■ Requirement
Print the entire listing. Each line must match the original exactly.

■ Dataset
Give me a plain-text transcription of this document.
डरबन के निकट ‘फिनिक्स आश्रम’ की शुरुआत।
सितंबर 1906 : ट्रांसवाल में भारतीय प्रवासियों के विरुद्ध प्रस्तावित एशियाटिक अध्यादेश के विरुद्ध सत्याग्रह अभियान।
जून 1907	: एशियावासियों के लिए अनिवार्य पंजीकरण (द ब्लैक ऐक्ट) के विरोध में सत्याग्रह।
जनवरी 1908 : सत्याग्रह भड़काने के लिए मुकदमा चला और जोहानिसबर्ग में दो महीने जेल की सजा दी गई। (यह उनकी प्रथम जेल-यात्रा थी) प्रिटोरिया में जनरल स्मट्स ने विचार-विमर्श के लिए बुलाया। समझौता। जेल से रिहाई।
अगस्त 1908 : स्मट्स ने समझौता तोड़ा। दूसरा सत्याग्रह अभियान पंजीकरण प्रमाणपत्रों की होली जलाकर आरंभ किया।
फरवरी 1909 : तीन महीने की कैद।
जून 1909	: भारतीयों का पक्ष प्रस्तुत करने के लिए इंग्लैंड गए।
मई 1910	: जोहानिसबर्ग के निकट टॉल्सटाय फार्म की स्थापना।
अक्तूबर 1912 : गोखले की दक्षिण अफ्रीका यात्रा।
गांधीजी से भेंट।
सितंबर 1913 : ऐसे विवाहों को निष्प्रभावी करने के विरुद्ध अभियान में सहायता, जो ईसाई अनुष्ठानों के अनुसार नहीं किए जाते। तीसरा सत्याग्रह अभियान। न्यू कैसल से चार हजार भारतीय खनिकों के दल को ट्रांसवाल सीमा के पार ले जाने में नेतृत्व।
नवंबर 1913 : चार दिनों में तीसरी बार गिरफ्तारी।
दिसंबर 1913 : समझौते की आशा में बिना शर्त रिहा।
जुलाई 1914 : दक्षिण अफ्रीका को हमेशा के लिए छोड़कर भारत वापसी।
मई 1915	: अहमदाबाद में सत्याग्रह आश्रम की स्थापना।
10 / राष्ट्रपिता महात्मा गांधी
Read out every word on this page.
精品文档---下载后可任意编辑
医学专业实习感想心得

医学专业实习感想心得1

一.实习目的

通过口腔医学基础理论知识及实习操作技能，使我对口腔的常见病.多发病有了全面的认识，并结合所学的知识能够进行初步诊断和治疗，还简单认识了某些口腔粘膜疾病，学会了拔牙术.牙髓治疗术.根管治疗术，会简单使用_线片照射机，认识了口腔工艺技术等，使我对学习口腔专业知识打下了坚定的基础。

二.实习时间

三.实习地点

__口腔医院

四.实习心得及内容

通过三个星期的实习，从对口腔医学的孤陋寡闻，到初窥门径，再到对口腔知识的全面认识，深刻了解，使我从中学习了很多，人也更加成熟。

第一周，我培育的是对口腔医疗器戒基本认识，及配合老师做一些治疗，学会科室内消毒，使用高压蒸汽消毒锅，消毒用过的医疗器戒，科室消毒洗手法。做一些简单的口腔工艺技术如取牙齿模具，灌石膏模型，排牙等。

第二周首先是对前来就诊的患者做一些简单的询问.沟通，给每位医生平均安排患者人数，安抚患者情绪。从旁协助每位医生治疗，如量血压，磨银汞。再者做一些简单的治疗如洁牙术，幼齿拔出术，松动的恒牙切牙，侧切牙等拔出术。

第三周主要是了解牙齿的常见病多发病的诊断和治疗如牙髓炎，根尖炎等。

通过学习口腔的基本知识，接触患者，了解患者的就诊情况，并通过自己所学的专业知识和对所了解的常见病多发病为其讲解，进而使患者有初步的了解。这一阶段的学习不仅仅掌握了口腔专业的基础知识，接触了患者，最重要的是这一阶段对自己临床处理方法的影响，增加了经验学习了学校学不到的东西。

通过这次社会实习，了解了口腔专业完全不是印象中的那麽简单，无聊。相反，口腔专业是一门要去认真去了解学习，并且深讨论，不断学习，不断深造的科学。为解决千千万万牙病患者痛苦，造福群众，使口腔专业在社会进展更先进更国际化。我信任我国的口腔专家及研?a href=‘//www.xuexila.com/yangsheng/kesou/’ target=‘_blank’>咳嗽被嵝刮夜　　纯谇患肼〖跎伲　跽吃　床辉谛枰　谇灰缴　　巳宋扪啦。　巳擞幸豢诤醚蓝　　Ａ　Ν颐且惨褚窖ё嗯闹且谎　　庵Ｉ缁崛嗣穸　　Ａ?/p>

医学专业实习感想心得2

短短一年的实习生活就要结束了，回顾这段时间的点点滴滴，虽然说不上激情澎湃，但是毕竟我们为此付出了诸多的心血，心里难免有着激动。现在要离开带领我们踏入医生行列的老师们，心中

■ Correct output
Give me a plain-text transcription of this document.
डरबन के निकट ‘फिनिक्स आश्रम’ की शुरुआत।
सितंबर 1906 : ट्रांसवाल में भारतीय प्रवासियों के विरुद्ध प्रस्तावित एशियाटिक अध्यादेश के विरुद्ध सत्याग्रह अभियान।
जून 1907	: एशियावासियों के लिए अनिवार्य पंजीकरण (द ब्लैक ऐक्ट) के विरोध में सत्याग्रह।
जनवरी 1908 : सत्याग्रह भड़काने के लिए मुकदमा चला और जोहानिसबर्ग में दो महीने जेल की सजा दी गई। (यह उनकी प्रथम जेल-यात्रा थी) प्रिटोरिया में जनरल स्मट्स ने विचार-विमर्श के लिए बुलाया। समझौता। जेल से रिहाई।
अगस्त 1908 : स्मट्स ने समझौता तोड़ा। दूसरा सत्याग्रह अभियान पंजीकरण प्रमाणपत्रों की होली जलाकर आरंभ किया।
फरवरी 1909 : तीन महीने की कैद।
जून 1909	: भारतीयों का पक्ष प्रस्तुत करने के लिए इंग्लैंड गए।
मई 1910	: जोहानिसबर्ग के निकट टॉल्सटाय फार्म की स्थापना।
अक्तूबर 1912 : गोखले की दक्षिण अफ्रीका यात्रा।
गांधीजी से भेंट।
सितंबर 1913 : ऐसे विवाहों को निष्प्रभावी करने के विरुद्ध अभियान में सहायता, जो ईसाई अनुष्ठानों के अनुसार नहीं किए जाते। तीसरा सत्याग्रह अभियान। न्यू कैसल से चार हजार भारतीय खनिकों के दल को ट्रांसवाल सीमा के पार ले जाने में नेतृत्व।
नवंबर 1913 : चार दिनों में तीसरी बार गिरफ्तारी।
दिसंबर 1913 : समझौते की आशा में बिना शर्त रिहा।
जुलाई 1914 : दक्षिण अफ्रीका को हमेशा के लिए छोड़कर भारत वापसी।
मई 1915	: अहमदाबाद में सत्याग्रह आश्रम की स्थापना।
10 / राष्ट्रपिता महात्मा गांधी
Read out every word on this page.
精品文档---下载后可任意编辑
医学专业实习感想心得

医学专业实习感想心得1

一.实习目的

通过口腔医学基础理论知识及实习操作技能，使我对口腔的常见病.多发病有了全面的认识，并结合所学的知识能够进行初步诊断和治疗，还简单认识了某些口腔粘膜疾病，学会了拔牙术.牙髓治疗术.根管治疗术，会简单使用_线片照射机，认识了口腔工艺技术等，使我对学习口腔专业知识打下了坚定的基础。

二.实习时间

三.实习地点

__口腔医院

四.实习心得及内容

通过三个星期的实习，从对口腔医学的孤陋寡闻，到初窥门径，再到对口腔知识的全面认识，深刻了解，使我从中学习了很多，人也更加成熟。

第一周，我培育的是对口腔医疗器戒基本认识，及配合老师做一些治疗，学会科室内消毒，使用高压蒸汽消毒锅，消毒用过的医疗器戒，科室消毒洗手法。做一些简单的口腔工艺技术如取牙齿模具，灌石膏模型，排牙等。

第二周首先是对前来就诊的患者做一些简单的询问.沟通，给每位医生平均安排患者人数，安抚患者情绪。从旁协助每位医生治疗，如量血压，磨银汞。再者做一些简单的治疗如洁牙术，幼齿拔出术，松动的恒牙切牙，侧切牙等拔出术。

第三周主要是了解牙齿的常见病多发病的诊断和治疗如牙髓炎，根尖炎等。

通过学习口腔的基本知识，接触患者，了解患者的就诊情况，并通过自己所学的专业知识和对所了解的常见病多发病为其讲解，进而使患者有初步的了解。这一阶段的学习不仅仅掌握了口腔专业的基础知识，接触了患者，最重要的是这一阶段对自己临床处理方法的影响，增加了经验学习了学校学不到的东西。

通过这次社会实习，了解了口腔专业完全不是印象中的那麽简单，无聊。相反，口腔专业是一门要去认真去了解学习，并且深讨论，不断学习，不断深造的科学。为解决千千万万牙病患者痛苦，造福群众，使口腔专业在社会进展更先进更国际化。我信任我国的口腔专家及研?a href=‘//www.xuexila.com/yangsheng/kesou/’ target=‘_blank’>咳嗽被嵝刮夜　　纯谇患肼〖跎伲　跽吃　床辉谛枰　谇灰缴　　巳宋扪啦。　巳擞幸豢诤醚蓝　　Ａ　Ν颐且惨褚窖ё嗯闹且谎　　庵Ｉ缁崛嗣穸　　Ａ?/p>

医学专业实习感想心得2

短短一年的实习生活就要结束了，回顾这段时间的点点滴滴，虽然说不上激情澎湃，但是毕竟我们为此付出了诸多的心血，心里难免有着激动。现在要离开带领我们踏入医生行列的老师们，心中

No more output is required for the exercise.